### DATASET CONTENT ###
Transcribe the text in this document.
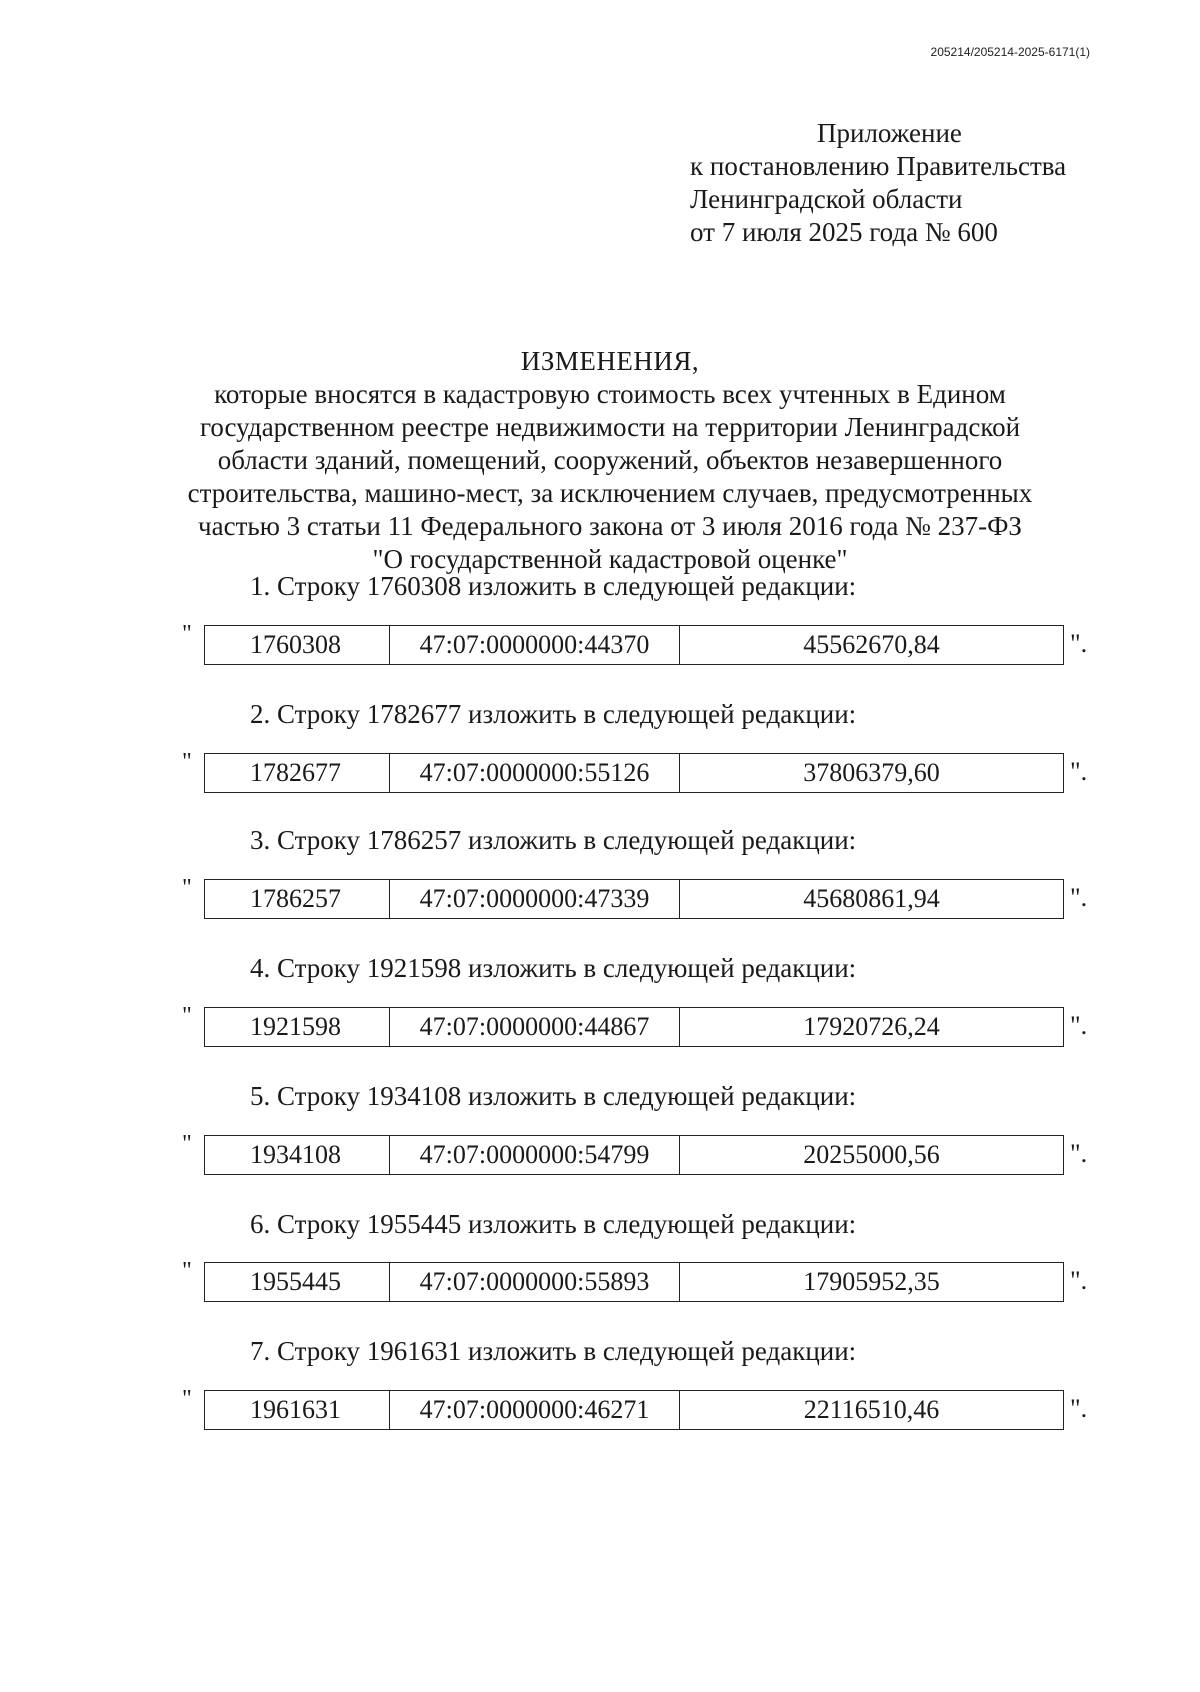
205214/205214-2025-6171(1)
Приложение
к постановлению Правительства
Ленинградской области
от 7 июля 2025 года № 600
ИЗМЕНЕНИЯ,
которые вносятся в кадастровую стоимость всех учтенных в Едином
государственном реестре недвижимости на территории Ленинградской
области зданий, помещений, сооружений, объектов незавершенного
строительства, машино-мест, за исключением случаев, предусмотренных
частью 3 статьи 11 Федерального закона от 3 июля 2016 года № 237-ФЗ
"О государственной кадастровой оценке"
1. Строку 1760308 изложить в следующей редакции:
"	1760308	47:07:0000000:44370	45562670,84	".
2. Строку 1782677 изложить в следующей редакции:
"	1782677	47:07:0000000:55126	37806379,60	".
3. Строку 1786257 изложить в следующей редакции:
"	1786257	47:07:0000000:47339	45680861,94	".
4. Строку 1921598 изложить в следующей редакции:
"	1921598	47:07:0000000:44867	17920726,24	".
5. Строку 1934108 изложить в следующей редакции:
"	1934108	47:07:0000000:54799	20255000,56	".
6. Строку 1955445 изложить в следующей редакции:
"	1955445	47:07:0000000:55893	17905952,35	".
7. Строку 1961631 изложить в следующей редакции:
"	1961631	47:07:0000000:46271	22116510,46	".
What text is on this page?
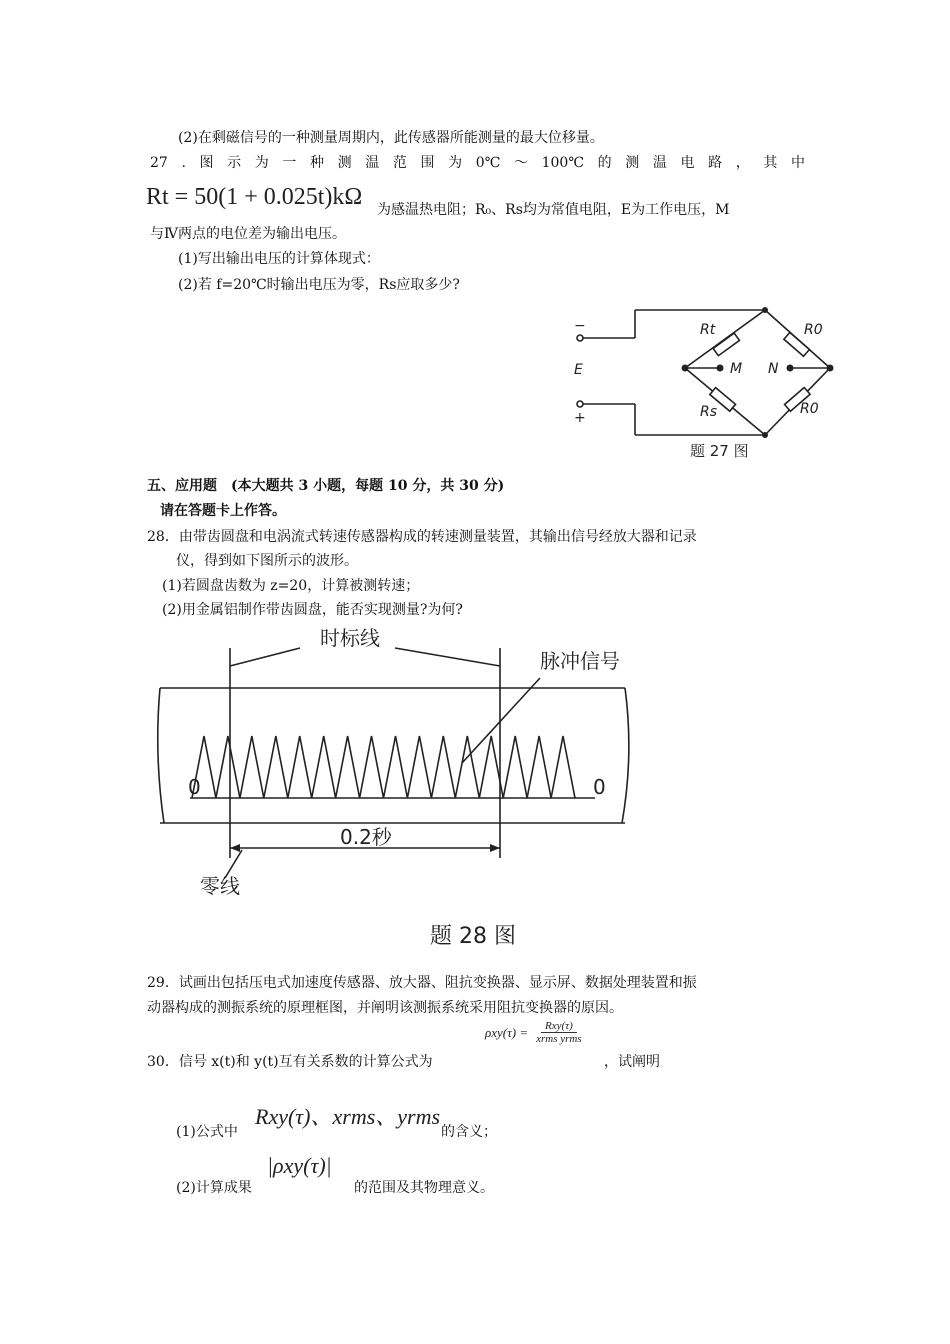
(2)在剩磁信号的一种测量周期内，此传感器所能测量的最大位移量。
27 . 图 示 为 一 种 测 温 范 围 为 0℃ ～ 100℃ 的 测 温 电 路 ， 其 中
Rt = 50(1 + 0.025t)kΩ 为感温热电阻；R₀、Rs均为常值电阻，E为工作电压，M
与Ⅳ两点的电位差为输出电压。
(1)写出输出电压的计算体现式：
(2)若 f=20℃时输出电压为零，Rs应取多少?
−
+
E
Rt	R0
Rs	R0
M N
题 27 图
五、应用题　(本大题共 3 小题，每题 10 分，共 30 分)
请在答题卡上作答。
28．由带齿圆盘和电涡流式转速传感器构成的转速测量装置，其输出信号经放大器和记录
仪，得到如下图所示的波形。
(1)若圆盘齿数为 z=20，计算被测转速；
(2)用金属铝制作带齿圆盘，能否实现测量?为何?
时标线
脉冲信号
0.2秒
零线
0	0
题 28 图
29．试画出包括压电式加速度传感器、放大器、阻抗变换器、显示屏、数据处理装置和振
动器构成的测振系统的原理框图，并阐明该测振系统采用阻抗变换器的原因。
30．信号 x(t)和 y(t)互有关系数的计算公式为
$\rho xy(\tau) = \frac{\text{Rxy(τ)}}{\text{xrms yrms}}$
，试阐明
(1)公式中
Rxy(τ)、xrms、yrms
的含义；
(2)计算成果
|ρxy(τ)|
的范围及其物理意义。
###
* _TO DO_
Set down every record once more, word for word, without pictures.

* _FULL RESPONSE_
Transcribe the text in this document.
205214/205214-2025-6171(1)
Приложение
к постановлению Правительства
Ленинградской области
от 7 июля 2025 года № 600
ИЗМЕНЕНИЯ,
которые вносятся в кадастровую стоимость всех учтенных в Едином
государственном реестре недвижимости на территории Ленинградской
области зданий, помещений, сооружений, объектов незавершенного
строительства, машино-мест, за исключением случаев, предусмотренных
частью 3 статьи 11 Федерального закона от 3 июля 2016 года № 237-ФЗ
"О государственной кадастровой оценке"
1. Строку 1760308 изложить в следующей редакции:
"	1760308	47:07:0000000:44370	45562670,84	".
2. Строку 1782677 изложить в следующей редакции:
"	1782677	47:07:0000000:55126	37806379,60	".
3. Строку 1786257 изложить в следующей редакции:
"	1786257	47:07:0000000:47339	45680861,94	".
4. Строку 1921598 изложить в следующей редакции:
"	1921598	47:07:0000000:44867	17920726,24	".
5. Строку 1934108 изложить в следующей редакции:
"	1934108	47:07:0000000:54799	20255000,56	".
6. Строку 1955445 изложить в следующей редакции:
"	1955445	47:07:0000000:55893	17905952,35	".
7. Строку 1961631 изложить в следующей редакции:
"	1961631	47:07:0000000:46271	22116510,46	".
What text is on this page?
(2)在剩磁信号的一种测量周期内，此传感器所能测量的最大位移量。
27 . 图 示 为 一 种 测 温 范 围 为 0℃ ～ 100℃ 的 测 温 电 路 ， 其 中
Rt = 50(1 + 0.025t)kΩ 为感温热电阻；R₀、Rs均为常值电阻，E为工作电压，M
与Ⅳ两点的电位差为输出电压。
(1)写出输出电压的计算体现式：
(2)若 f=20℃时输出电压为零，Rs应取多少?
−
+
E
Rt	R0
Rs	R0
M N
题 27 图
五、应用题　(本大题共 3 小题，每题 10 分，共 30 分)
请在答题卡上作答。
28．由带齿圆盘和电涡流式转速传感器构成的转速测量装置，其输出信号经放大器和记录
仪，得到如下图所示的波形。
(1)若圆盘齿数为 z=20，计算被测转速；
(2)用金属铝制作带齿圆盘，能否实现测量?为何?
时标线
脉冲信号
0.2秒
零线
0	0
题 28 图
29．试画出包括压电式加速度传感器、放大器、阻抗变换器、显示屏、数据处理装置和振
动器构成的测振系统的原理框图，并阐明该测振系统采用阻抗变换器的原因。
30．信号 x(t)和 y(t)互有关系数的计算公式为
$\rho xy(\tau) = \frac{\text{Rxy(τ)}}{\text{xrms yrms}}$
，试阐明
(1)公式中
Rxy(τ)、xrms、yrms
的含义；
(2)计算成果
|ρxy(τ)|
的范围及其物理意义。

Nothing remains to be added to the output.